The request:
Extract every line below that contains the word "this".

□ □ □ □ □ □ □

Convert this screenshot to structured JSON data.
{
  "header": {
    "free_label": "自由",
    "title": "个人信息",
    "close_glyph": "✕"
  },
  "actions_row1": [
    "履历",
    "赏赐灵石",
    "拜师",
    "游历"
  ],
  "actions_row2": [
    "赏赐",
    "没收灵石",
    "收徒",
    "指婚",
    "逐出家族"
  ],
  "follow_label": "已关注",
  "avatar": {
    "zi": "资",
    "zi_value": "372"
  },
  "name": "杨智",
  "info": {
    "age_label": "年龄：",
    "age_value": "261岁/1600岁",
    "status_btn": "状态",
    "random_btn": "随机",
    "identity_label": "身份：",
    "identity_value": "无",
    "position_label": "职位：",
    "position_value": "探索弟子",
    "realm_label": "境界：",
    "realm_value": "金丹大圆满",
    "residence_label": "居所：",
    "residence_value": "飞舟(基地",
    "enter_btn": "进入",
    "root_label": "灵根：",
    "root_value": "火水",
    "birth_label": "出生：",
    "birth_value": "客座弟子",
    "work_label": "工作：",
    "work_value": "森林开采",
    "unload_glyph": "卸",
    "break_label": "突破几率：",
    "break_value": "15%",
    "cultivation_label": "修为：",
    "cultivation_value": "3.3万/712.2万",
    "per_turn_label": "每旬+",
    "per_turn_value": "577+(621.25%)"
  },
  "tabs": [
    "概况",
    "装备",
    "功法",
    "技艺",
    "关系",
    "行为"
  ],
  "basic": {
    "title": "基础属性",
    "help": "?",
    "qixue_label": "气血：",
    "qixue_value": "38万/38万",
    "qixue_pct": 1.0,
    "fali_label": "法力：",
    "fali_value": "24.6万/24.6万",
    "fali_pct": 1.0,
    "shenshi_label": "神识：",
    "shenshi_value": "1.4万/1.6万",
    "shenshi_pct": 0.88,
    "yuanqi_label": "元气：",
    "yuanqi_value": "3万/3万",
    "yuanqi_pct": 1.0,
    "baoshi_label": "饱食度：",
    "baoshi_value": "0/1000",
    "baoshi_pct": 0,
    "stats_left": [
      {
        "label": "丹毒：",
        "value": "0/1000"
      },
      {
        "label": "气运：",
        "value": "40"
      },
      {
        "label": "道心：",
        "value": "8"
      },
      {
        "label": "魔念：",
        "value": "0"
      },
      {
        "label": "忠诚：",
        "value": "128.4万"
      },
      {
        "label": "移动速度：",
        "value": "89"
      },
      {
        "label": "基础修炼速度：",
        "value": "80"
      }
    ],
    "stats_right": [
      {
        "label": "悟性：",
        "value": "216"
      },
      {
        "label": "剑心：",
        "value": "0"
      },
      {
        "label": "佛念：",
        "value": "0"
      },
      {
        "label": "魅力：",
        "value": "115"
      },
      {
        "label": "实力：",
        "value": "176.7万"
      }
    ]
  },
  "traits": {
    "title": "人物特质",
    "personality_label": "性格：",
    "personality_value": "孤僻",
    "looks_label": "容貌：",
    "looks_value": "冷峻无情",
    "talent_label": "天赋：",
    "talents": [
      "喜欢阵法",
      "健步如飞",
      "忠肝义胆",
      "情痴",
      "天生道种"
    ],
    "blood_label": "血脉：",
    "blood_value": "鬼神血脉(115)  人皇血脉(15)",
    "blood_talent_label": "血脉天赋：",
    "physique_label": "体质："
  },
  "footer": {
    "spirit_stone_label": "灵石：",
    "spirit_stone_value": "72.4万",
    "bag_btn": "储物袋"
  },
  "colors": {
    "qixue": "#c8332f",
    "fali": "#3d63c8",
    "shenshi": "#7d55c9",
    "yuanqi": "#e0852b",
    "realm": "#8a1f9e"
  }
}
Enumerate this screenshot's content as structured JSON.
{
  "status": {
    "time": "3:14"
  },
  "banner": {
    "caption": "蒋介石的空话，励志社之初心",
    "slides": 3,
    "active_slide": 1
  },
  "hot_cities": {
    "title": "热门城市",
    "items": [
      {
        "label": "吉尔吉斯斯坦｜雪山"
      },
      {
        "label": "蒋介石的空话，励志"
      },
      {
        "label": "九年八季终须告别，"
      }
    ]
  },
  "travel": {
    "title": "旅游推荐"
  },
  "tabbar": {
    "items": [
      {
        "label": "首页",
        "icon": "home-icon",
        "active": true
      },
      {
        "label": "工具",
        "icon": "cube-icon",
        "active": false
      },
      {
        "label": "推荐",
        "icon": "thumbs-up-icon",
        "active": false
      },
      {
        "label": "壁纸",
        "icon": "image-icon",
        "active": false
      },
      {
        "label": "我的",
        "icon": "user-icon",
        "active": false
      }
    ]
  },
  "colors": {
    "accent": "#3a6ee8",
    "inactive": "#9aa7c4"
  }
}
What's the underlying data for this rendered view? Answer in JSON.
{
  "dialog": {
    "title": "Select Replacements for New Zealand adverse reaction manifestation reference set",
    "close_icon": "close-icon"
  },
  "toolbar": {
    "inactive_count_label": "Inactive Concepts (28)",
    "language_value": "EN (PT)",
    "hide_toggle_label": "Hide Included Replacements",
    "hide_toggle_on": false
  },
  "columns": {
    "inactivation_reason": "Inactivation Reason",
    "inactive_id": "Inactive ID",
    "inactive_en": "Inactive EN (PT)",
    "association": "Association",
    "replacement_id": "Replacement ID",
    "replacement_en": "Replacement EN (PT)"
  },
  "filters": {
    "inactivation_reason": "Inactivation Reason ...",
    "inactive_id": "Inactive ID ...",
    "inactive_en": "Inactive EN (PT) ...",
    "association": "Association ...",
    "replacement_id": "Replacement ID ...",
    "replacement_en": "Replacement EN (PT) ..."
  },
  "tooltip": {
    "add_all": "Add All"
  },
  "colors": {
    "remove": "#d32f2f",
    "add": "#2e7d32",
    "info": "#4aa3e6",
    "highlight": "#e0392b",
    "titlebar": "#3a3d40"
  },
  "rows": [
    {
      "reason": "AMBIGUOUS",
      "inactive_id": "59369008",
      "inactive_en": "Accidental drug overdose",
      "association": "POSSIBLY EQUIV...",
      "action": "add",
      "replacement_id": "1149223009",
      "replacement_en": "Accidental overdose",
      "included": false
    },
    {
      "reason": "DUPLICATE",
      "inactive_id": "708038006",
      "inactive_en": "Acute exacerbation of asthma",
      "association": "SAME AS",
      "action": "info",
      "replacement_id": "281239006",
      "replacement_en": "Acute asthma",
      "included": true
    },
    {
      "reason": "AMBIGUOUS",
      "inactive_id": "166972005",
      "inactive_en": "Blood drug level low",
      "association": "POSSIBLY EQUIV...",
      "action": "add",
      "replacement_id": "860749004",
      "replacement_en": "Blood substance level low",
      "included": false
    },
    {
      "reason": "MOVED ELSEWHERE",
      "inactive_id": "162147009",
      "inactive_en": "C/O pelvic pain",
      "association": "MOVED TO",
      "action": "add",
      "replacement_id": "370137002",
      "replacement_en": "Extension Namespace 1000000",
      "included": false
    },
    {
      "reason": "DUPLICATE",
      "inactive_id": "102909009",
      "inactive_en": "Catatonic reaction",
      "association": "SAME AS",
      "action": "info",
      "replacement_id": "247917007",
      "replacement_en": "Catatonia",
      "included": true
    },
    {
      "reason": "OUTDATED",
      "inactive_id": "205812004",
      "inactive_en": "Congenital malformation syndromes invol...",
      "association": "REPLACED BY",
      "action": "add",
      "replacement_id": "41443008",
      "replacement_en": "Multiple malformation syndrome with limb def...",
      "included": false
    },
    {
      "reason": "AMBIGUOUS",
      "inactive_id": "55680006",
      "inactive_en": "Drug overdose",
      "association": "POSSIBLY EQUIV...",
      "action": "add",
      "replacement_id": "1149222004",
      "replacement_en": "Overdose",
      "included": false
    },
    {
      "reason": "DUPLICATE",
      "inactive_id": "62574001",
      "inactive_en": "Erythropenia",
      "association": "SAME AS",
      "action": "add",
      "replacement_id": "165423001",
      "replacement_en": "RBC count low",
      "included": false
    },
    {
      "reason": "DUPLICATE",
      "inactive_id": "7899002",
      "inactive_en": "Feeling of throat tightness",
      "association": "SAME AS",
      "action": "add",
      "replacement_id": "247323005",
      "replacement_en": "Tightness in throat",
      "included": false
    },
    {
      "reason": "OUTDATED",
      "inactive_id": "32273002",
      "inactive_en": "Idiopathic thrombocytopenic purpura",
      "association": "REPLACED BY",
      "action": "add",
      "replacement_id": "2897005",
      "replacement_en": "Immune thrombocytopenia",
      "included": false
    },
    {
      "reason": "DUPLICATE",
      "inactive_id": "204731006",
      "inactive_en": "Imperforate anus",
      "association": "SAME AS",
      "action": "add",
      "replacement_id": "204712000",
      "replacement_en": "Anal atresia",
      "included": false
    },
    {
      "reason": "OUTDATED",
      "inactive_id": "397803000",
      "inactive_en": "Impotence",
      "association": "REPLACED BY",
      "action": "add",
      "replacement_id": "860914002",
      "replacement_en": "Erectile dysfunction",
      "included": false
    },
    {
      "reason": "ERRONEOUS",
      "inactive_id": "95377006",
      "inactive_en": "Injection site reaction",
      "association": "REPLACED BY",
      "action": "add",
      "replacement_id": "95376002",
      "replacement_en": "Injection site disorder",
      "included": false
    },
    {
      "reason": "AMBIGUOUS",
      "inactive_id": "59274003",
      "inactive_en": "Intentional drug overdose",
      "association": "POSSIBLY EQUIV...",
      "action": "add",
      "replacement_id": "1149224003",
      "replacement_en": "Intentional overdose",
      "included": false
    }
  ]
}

□ □ □ □ □ □ □

Full response:
Convert this screenshot to structured JSON data.
Enumerate this screenshot's content as structured JSON.
What's the underlying data for this rendered view? Answer in JSON.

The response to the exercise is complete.